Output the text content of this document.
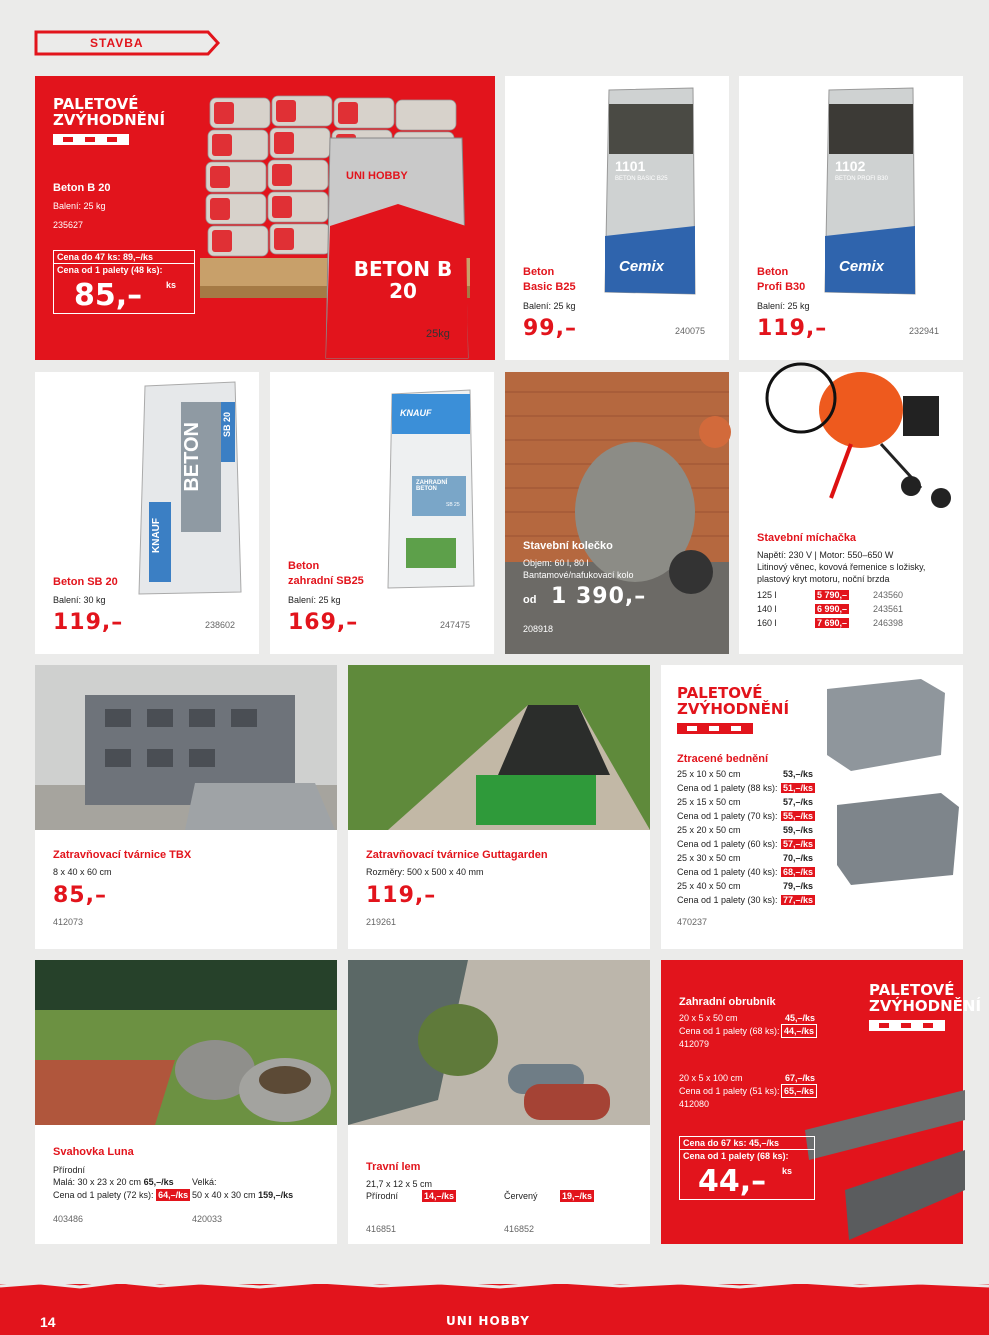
STAVBA
PALETOVÉ
ZVÝHODNĚNÍ
Beton B 20
Balení: 25 kg
235627
Cena do 47 ks: 89,–/ks
Cena od 1 palety (48 ks):
85,–	ks
UNI HOBBY
BETON B 20
25kg
1101
BETON BASIC B25
Cemix
Beton
Basic B25
Balení: 25 kg
99,–	240075
1102
BETON PROFI B30
Cemix
Beton
Profi B30
Balení: 25 kg
119,–	232941
BETON SB 20
KNAUF
Beton SB 20
Balení: 30 kg
119,–	238602
KNAUF
ZAHRADNÍ BETON
SB 25
Beton
zahradní SB25
Balení: 25 kg
169,–	247475
Stavební kolečko
Objem: 60 l, 80 l
Bantamové/nafukovací kolo
od 1 390,–
208918
Stavební míchačka
Napětí: 230 V | Motor: 550–650 W
Litinový věnec, kovová řemenice s ložisky,
plastový kryt motoru, noční brzda
125 l	5 790,–	243560
140 l	6 990,–	243561
160 l	7 690,–	246398
Zatravňovací tvárnice TBX
8 x 40 x 60 cm
85,–
412073
Zatravňovací tvárnice Guttagarden
Rozměry: 500 x 500 x 40 mm
119,–
219261
PALETOVÉ
ZVÝHODNĚNÍ
Ztracené bednění
25 x 10 x 50 cm	53,–/ks
Cena od 1 palety (88 ks): 51,–/ks
25 x 15 x 50 cm	57,–/ks
Cena od 1 palety (70 ks): 55,–/ks
25 x 20 x 50 cm	59,–/ks
Cena od 1 palety (60 ks): 57,–/ks
25 x 30 x 50 cm	70,–/ks
Cena od 1 palety (40 ks): 68,–/ks
25 x 40 x 50 cm	79,–/ks
Cena od 1 palety (30 ks): 77,–/ks
470237
Svahovka Luna
Přírodní
Malá: 30 x 23 x 20 cm 65,–/ks
Cena od 1 palety (72 ks): 64,–/ks
Velká:
50 x 40 x 30 cm 159,–/ks
403486	420033
Travní lem
21,7 x 12 x 5 cm
Přírodní	14,–/ks	Červený	19,–/ks
416851	416852
PALETOVÉ
ZVÝHODNĚNÍ
Zahradní obrubník
20 x 5 x 50 cm	45,–/ks
Cena od 1 palety (68 ks): 44,–/ks
412079
20 x 5 x 100 cm	67,–/ks
Cena od 1 palety (51 ks): 65,–/ks
412080
Cena do 67 ks: 45,–/ks
Cena od 1 palety (68 ks):
44,– ks
14	UNI HOBBY
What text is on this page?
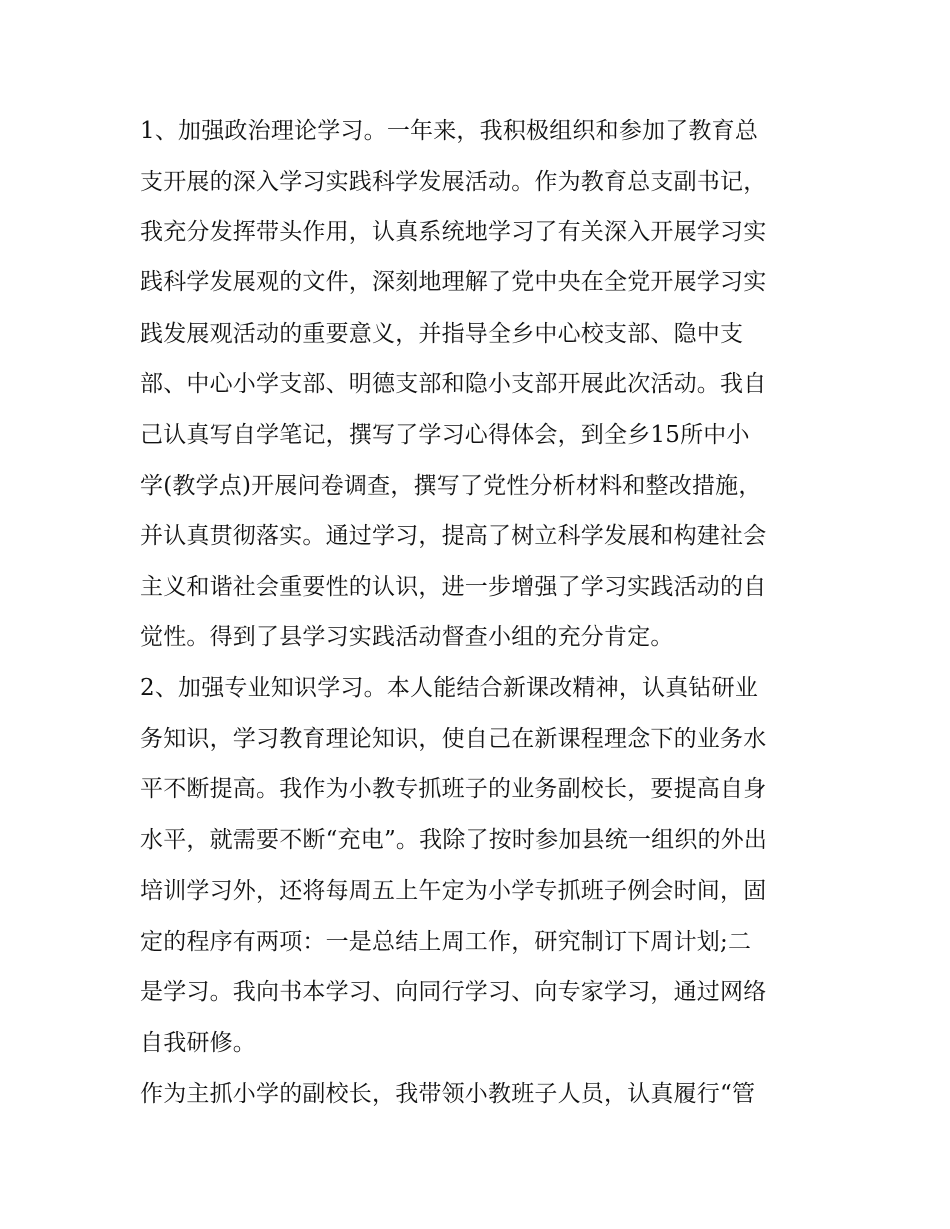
1、加强政治理论学习。一年来，我积极组织和参加了教育总

支开展的深入学习实践科学发展活动。作为教育总支副书记，

我充分发挥带头作用，认真系统地学习了有关深入开展学习实

践科学发展观的文件，深刻地理解了党中央在全党开展学习实

践发展观活动的重要意义，并指导全乡中心校支部、隐中支

部、中心小学支部、明德支部和隐小支部开展此次活动。我自

己认真写自学笔记，撰写了学习心得体会，到全乡15所中小

学(教学点)开展问卷调查，撰写了党性分析材料和整改措施，

并认真贯彻落实。通过学习，提高了树立科学发展和构建社会

主义和谐社会重要性的认识，进一步增强了学习实践活动的自

觉性。得到了县学习实践活动督查小组的充分肯定。

2、加强专业知识学习。本人能结合新课改精神，认真钻研业

务知识，学习教育理论知识，使自己在新课程理念下的业务水

平不断提高。我作为小教专抓班子的业务副校长，要提高自身

水平，就需要不断“充电”。我除了按时参加县统一组织的外出

培训学习外，还将每周五上午定为小学专抓班子例会时间，固

定的程序有两项：一是总结上周工作，研究制订下周计划;二

是学习。我向书本学习、向同行学习、向专家学习，通过网络

自我研修。

作为主抓小学的副校长，我带领小教班子人员，认真履行“管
★ ★ ★ ★ ★
> **What needs to be done**: In this exercise, set down all of the data exactly, without the pictures.

> **Reply**:
Output the text content of this document.
STAVBA
PALETOVÉ
ZVÝHODNĚNÍ
Beton B 20
Balení: 25 kg
235627
Cena do 47 ks: 89,–/ks
Cena od 1 palety (48 ks):
85,–	ks
UNI HOBBY
BETON B 20
25kg
1101
BETON BASIC B25
Cemix
Beton
Basic B25
Balení: 25 kg
99,–	240075
1102
BETON PROFI B30
Cemix
Beton
Profi B30
Balení: 25 kg
119,–	232941
BETON SB 20
KNAUF
Beton SB 20
Balení: 30 kg
119,–	238602
KNAUF
ZAHRADNÍ BETON
SB 25
Beton
zahradní SB25
Balení: 25 kg
169,–	247475
Stavební kolečko
Objem: 60 l, 80 l
Bantamové/nafukovací kolo
od 1 390,–
208918
Stavební míchačka
Napětí: 230 V | Motor: 550–650 W
Litinový věnec, kovová řemenice s ložisky,
plastový kryt motoru, noční brzda
125 l	5 790,–	243560
140 l	6 990,–	243561
160 l	7 690,–	246398
Zatravňovací tvárnice TBX
8 x 40 x 60 cm
85,–
412073
Zatravňovací tvárnice Guttagarden
Rozměry: 500 x 500 x 40 mm
119,–
219261
PALETOVÉ
ZVÝHODNĚNÍ
Ztracené bednění
25 x 10 x 50 cm	53,–/ks
Cena od 1 palety (88 ks): 51,–/ks
25 x 15 x 50 cm	57,–/ks
Cena od 1 palety (70 ks): 55,–/ks
25 x 20 x 50 cm	59,–/ks
Cena od 1 palety (60 ks): 57,–/ks
25 x 30 x 50 cm	70,–/ks
Cena od 1 palety (40 ks): 68,–/ks
25 x 40 x 50 cm	79,–/ks
Cena od 1 palety (30 ks): 77,–/ks
470237
Svahovka Luna
Přírodní
Malá: 30 x 23 x 20 cm 65,–/ks
Cena od 1 palety (72 ks): 64,–/ks
Velká:
50 x 40 x 30 cm 159,–/ks
403486	420033
Travní lem
21,7 x 12 x 5 cm
Přírodní	14,–/ks	Červený	19,–/ks
416851	416852
PALETOVÉ
ZVÝHODNĚNÍ
Zahradní obrubník
20 x 5 x 50 cm	45,–/ks
Cena od 1 palety (68 ks): 44,–/ks
412079
20 x 5 x 100 cm	67,–/ks
Cena od 1 palety (51 ks): 65,–/ks
412080
Cena do 67 ks: 45,–/ks
Cena od 1 palety (68 ks):
44,– ks
14	UNI HOBBY
What text is on this page?
1、加强政治理论学习。一年来，我积极组织和参加了教育总

支开展的深入学习实践科学发展活动。作为教育总支副书记，

我充分发挥带头作用，认真系统地学习了有关深入开展学习实

践科学发展观的文件，深刻地理解了党中央在全党开展学习实

践发展观活动的重要意义，并指导全乡中心校支部、隐中支

部、中心小学支部、明德支部和隐小支部开展此次活动。我自

己认真写自学笔记，撰写了学习心得体会，到全乡15所中小

学(教学点)开展问卷调查，撰写了党性分析材料和整改措施，

并认真贯彻落实。通过学习，提高了树立科学发展和构建社会

主义和谐社会重要性的认识，进一步增强了学习实践活动的自

觉性。得到了县学习实践活动督查小组的充分肯定。

2、加强专业知识学习。本人能结合新课改精神，认真钻研业

务知识，学习教育理论知识，使自己在新课程理念下的业务水

平不断提高。我作为小教专抓班子的业务副校长，要提高自身

水平，就需要不断“充电”。我除了按时参加县统一组织的外出

培训学习外，还将每周五上午定为小学专抓班子例会时间，固

定的程序有两项：一是总结上周工作，研究制订下周计划;二

是学习。我向书本学习、向同行学习、向专家学习，通过网络

自我研修。

作为主抓小学的副校长，我带领小教班子人员，认真履行“管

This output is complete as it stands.